Print all of the data exactly as written.
^^^^^^^^
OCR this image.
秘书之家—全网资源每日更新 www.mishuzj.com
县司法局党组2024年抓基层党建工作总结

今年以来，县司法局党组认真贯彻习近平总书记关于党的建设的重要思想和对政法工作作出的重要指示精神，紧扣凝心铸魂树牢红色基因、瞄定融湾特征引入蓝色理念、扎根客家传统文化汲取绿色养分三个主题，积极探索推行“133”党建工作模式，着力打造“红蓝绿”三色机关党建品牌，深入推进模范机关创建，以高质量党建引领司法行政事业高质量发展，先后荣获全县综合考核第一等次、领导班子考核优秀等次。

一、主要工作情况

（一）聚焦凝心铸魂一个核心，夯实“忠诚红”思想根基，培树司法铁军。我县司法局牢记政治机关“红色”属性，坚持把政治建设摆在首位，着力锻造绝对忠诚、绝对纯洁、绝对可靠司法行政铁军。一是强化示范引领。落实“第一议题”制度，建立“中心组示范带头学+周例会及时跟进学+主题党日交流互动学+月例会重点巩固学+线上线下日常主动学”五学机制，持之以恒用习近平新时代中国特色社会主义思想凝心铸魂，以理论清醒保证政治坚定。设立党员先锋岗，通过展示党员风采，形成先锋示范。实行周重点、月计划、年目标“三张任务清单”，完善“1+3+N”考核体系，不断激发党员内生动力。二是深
^^^^^^^^
• [Response]
OCR this image.
秘书之家—全网资源每日更新 www.mishuzj.com
县司法局党组2024年抓基层党建工作总结

今年以来，县司法局党组认真贯彻习近平总书记关于党的建设的重要思想和对政法工作作出的重要指示精神，紧扣凝心铸魂树牢红色基因、瞄定融湾特征引入蓝色理念、扎根客家传统文化汲取绿色养分三个主题，积极探索推行“133”党建工作模式，着力打造“红蓝绿”三色机关党建品牌，深入推进模范机关创建，以高质量党建引领司法行政事业高质量发展，先后荣获全县综合考核第一等次、领导班子考核优秀等次。

一、主要工作情况

（一）聚焦凝心铸魂一个核心，夯实“忠诚红”思想根基，培树司法铁军。我县司法局牢记政治机关“红色”属性，坚持把政治建设摆在首位，着力锻造绝对忠诚、绝对纯洁、绝对可靠司法行政铁军。一是强化示范引领。落实“第一议题”制度，建立“中心组示范带头学+周例会及时跟进学+主题党日交流互动学+月例会重点巩固学+线上线下日常主动学”五学机制，持之以恒用习近平新时代中国特色社会主义思想凝心铸魂，以理论清醒保证政治坚定。设立党员先锋岗，通过展示党员风采，形成先锋示范。实行周重点、月计划、年目标“三张任务清单”，完善“1+3+N”考核体系，不断激发党员内生动力。二是深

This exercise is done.